Request | Show each line from the listing that includes the word "JSON".

Data for processing |
★ ★ ★ ★ ★ ★ ★
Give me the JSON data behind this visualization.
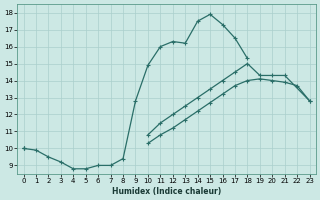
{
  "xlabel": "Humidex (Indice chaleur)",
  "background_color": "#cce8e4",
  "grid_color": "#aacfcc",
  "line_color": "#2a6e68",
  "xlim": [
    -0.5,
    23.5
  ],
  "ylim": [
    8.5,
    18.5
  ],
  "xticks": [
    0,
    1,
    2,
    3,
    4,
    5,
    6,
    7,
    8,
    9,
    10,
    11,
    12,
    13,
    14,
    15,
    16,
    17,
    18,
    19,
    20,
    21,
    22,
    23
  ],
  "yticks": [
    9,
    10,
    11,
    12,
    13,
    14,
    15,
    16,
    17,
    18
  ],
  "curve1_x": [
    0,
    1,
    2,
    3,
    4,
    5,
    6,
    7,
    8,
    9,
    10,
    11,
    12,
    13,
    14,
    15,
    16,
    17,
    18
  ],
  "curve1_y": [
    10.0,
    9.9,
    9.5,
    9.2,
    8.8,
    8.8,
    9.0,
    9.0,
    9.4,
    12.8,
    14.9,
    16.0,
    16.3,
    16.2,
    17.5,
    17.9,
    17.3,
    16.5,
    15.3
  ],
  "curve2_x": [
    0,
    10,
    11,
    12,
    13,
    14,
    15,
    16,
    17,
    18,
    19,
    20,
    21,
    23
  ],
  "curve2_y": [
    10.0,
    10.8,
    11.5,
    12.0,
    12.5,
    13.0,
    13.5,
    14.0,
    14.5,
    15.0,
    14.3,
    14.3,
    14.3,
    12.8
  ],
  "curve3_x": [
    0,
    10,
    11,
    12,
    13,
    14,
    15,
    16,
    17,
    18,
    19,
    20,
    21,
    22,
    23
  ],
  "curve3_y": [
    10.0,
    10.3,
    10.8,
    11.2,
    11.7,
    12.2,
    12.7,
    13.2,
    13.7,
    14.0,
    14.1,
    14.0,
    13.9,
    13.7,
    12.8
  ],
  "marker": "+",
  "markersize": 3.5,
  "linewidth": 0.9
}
★ ★ ★ ★ ★ ★ ★
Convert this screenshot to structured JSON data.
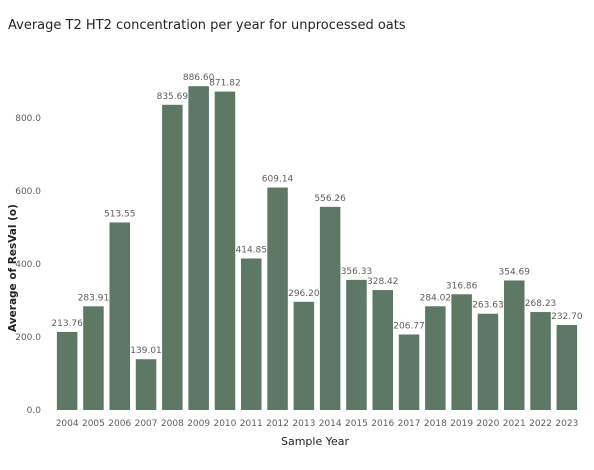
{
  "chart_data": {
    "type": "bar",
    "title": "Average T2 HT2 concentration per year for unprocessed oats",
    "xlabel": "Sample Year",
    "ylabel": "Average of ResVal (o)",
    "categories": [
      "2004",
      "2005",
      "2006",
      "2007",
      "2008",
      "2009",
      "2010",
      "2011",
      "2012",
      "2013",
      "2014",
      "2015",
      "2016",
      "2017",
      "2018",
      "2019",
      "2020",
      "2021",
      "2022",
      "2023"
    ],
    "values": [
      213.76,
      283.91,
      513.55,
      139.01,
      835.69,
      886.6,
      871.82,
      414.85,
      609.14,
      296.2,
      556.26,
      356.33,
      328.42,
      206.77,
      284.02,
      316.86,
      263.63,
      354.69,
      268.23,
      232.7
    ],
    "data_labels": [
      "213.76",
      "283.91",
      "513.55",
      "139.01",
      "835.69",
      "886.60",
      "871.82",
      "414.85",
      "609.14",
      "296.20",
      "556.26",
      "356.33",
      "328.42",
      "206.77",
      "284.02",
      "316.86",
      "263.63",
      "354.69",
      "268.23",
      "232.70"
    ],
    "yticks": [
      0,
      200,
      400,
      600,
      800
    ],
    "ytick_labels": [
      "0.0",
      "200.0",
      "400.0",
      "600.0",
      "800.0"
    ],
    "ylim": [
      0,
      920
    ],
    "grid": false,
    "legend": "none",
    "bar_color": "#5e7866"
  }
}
★ ★ ★ ★ ★ ★ ★
Expected answer |
Give me the JSON data behind this visualization.
Convert this screenshot to structured JSON data.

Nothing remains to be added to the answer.